## Required task
All records must be quoted exactly. Omit the pictures.

## Dataset extract
━━━━

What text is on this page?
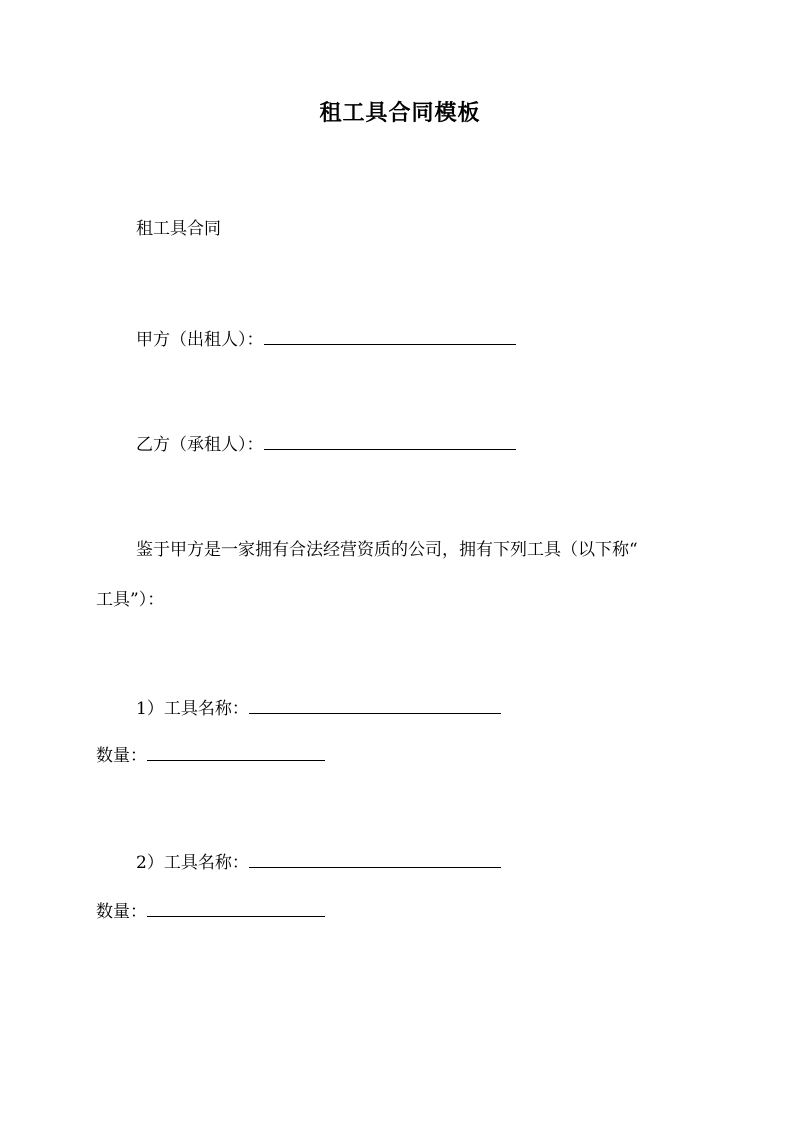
租工具合同模板

租工具合同

甲方（出租人）：

乙方（承租人）：

鉴于甲方是一家拥有合法经营资质的公司，拥有下列工具（以下称“

工具”）：

1）工具名称：

数量：

2）工具名称：

数量：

━━━━

## Solution to this exercise
What text is on this page?
租工具合同模板

租工具合同

甲方（出租人）：

乙方（承租人）：

鉴于甲方是一家拥有合法经营资质的公司，拥有下列工具（以下称“

工具”）：

1）工具名称：

数量：

2）工具名称：

数量：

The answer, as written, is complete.